**AIM OF THE TASK:** Tally the lines that include "através". Output the number only.

>> Begin DATA FOR THE TASK

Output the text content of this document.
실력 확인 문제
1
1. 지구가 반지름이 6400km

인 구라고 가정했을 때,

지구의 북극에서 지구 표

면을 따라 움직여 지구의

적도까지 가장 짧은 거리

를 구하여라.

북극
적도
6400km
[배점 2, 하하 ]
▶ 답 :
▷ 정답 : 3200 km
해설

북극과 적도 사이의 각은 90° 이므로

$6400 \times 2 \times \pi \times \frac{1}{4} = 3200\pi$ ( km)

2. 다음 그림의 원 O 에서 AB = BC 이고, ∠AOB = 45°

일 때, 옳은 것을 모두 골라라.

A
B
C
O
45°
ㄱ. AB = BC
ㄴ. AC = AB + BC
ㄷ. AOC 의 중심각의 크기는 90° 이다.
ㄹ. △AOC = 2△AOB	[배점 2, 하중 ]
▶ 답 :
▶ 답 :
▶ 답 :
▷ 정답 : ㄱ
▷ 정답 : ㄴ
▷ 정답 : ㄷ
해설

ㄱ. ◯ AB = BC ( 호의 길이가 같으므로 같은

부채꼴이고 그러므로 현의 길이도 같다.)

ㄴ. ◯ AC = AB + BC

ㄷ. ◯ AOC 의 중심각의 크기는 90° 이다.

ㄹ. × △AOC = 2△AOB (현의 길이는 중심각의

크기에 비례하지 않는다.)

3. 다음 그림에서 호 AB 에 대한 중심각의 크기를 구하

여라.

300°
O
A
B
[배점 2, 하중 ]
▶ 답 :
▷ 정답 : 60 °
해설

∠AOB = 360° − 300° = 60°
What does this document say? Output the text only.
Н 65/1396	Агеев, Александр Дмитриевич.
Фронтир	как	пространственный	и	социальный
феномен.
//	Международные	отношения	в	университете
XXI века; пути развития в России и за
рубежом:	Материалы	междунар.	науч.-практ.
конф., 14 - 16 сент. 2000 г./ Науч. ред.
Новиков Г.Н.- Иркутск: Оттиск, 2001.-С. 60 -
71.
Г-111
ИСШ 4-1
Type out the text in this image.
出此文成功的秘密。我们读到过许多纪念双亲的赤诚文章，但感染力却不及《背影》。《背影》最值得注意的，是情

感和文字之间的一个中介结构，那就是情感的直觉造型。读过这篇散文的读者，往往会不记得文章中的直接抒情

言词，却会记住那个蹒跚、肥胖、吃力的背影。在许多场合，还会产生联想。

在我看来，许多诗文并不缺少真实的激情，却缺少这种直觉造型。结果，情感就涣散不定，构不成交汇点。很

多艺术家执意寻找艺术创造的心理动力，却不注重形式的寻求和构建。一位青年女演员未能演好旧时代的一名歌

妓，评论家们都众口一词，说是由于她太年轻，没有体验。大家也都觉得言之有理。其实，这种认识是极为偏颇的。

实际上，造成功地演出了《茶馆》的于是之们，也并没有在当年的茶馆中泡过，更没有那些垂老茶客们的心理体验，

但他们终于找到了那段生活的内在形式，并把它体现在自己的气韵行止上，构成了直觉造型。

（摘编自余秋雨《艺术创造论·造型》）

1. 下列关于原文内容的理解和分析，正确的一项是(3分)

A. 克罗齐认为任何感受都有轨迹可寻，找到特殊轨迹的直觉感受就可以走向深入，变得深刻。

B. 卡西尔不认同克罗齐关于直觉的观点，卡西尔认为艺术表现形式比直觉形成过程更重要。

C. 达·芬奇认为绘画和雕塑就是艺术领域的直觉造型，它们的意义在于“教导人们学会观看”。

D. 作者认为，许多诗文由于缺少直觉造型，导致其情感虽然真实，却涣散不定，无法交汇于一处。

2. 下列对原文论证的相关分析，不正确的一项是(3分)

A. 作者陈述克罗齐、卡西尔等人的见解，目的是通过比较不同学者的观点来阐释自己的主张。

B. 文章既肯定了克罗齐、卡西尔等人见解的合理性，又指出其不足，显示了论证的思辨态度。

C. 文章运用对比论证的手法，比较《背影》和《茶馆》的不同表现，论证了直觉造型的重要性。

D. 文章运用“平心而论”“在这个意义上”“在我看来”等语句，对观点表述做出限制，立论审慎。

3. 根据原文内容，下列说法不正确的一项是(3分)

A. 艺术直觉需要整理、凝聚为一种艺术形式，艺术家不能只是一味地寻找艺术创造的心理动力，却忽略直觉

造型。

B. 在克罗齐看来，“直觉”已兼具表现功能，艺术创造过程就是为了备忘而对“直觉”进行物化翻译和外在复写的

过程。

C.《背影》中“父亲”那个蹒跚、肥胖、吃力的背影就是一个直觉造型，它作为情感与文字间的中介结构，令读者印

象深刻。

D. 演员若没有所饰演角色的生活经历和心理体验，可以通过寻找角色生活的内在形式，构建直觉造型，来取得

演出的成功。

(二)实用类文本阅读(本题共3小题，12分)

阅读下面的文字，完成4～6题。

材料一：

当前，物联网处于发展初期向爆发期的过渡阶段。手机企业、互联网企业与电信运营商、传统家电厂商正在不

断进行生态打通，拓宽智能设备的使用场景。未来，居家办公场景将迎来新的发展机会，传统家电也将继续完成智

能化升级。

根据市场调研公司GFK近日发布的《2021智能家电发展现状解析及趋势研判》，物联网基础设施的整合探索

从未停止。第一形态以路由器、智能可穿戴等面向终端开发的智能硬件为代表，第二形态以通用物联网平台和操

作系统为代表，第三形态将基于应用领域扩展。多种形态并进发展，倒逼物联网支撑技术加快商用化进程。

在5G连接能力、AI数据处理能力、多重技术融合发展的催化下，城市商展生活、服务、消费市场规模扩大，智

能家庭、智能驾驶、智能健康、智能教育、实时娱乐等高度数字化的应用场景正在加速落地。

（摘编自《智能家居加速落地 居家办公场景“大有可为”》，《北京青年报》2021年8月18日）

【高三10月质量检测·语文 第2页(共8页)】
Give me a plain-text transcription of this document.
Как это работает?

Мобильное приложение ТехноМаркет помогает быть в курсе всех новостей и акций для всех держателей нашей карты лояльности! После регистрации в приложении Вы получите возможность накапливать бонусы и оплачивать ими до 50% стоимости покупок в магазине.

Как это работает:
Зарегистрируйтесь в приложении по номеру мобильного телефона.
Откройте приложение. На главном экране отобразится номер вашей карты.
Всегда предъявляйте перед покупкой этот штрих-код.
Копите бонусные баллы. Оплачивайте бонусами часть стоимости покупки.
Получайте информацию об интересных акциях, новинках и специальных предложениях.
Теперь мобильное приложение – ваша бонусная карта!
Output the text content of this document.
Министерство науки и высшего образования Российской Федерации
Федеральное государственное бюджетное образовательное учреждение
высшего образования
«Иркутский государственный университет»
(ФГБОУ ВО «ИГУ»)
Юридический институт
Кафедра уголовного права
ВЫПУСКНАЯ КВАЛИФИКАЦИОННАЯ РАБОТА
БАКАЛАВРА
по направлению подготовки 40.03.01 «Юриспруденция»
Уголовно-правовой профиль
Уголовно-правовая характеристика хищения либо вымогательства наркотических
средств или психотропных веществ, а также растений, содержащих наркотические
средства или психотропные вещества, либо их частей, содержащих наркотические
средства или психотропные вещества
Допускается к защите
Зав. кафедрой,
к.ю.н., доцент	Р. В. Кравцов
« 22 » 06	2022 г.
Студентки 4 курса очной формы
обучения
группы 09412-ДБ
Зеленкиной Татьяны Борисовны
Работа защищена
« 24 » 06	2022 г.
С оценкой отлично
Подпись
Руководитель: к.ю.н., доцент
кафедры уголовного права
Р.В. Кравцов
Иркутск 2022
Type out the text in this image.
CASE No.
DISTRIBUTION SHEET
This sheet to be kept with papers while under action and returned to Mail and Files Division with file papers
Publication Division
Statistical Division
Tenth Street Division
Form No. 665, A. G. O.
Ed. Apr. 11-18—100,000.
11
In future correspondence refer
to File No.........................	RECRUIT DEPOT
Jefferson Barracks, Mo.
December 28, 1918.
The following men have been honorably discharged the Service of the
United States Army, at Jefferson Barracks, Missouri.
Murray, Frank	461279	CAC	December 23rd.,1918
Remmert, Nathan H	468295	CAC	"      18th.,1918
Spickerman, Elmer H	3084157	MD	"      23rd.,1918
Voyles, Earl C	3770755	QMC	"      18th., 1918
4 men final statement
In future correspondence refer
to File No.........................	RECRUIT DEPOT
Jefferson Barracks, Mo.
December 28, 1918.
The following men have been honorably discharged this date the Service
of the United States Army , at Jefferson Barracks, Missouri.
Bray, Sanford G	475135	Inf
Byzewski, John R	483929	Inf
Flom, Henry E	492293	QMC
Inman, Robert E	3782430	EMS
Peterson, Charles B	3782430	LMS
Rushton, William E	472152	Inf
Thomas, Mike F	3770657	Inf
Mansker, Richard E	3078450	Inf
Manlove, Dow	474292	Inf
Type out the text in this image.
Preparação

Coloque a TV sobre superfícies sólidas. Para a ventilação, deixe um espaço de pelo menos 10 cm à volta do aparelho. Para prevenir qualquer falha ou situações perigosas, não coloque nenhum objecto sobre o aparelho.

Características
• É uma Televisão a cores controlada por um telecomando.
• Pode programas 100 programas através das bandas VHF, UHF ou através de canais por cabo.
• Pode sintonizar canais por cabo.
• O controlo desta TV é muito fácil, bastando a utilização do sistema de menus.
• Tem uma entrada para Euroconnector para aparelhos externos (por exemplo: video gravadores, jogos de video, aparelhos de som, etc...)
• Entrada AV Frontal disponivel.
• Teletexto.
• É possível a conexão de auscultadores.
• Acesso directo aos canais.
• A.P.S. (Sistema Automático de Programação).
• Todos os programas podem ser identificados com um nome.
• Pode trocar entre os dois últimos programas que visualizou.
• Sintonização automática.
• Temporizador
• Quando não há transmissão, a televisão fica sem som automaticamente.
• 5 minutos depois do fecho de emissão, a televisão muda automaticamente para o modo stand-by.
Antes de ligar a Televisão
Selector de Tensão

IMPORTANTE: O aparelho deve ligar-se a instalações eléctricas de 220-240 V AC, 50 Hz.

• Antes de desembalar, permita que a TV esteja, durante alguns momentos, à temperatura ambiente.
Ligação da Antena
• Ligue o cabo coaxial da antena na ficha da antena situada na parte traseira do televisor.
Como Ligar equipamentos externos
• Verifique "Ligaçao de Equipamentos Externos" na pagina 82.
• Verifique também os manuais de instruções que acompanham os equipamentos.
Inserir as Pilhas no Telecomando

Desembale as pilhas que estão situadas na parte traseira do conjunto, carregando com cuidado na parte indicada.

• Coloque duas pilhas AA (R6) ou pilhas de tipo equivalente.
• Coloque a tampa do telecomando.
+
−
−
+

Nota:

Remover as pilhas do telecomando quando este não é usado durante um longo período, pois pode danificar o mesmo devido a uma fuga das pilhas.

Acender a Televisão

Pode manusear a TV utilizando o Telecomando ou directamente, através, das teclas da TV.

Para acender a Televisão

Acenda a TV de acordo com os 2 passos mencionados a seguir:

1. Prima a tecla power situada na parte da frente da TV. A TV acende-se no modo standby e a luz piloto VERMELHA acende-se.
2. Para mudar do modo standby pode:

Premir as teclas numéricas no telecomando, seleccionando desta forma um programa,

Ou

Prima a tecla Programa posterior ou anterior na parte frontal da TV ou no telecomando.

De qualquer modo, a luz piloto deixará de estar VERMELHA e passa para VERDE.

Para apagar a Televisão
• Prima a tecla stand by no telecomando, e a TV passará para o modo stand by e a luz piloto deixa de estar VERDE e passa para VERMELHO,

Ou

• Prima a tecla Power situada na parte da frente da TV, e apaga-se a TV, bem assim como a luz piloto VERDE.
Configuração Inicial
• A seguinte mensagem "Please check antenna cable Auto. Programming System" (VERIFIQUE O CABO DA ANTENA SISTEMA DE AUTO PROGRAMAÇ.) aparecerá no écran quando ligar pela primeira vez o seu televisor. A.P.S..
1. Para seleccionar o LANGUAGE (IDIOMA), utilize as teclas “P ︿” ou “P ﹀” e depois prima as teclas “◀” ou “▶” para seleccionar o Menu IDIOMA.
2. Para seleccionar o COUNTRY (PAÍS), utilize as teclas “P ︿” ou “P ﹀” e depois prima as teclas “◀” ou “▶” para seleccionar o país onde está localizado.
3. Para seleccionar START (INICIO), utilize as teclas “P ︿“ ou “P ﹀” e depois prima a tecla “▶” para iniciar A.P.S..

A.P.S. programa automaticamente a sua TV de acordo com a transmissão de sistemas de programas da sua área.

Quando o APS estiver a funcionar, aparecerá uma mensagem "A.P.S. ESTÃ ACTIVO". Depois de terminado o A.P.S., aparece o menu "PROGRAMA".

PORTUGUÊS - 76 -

>> End DATA FOR THE TASK

**COMPLETE OUTPUT:** 2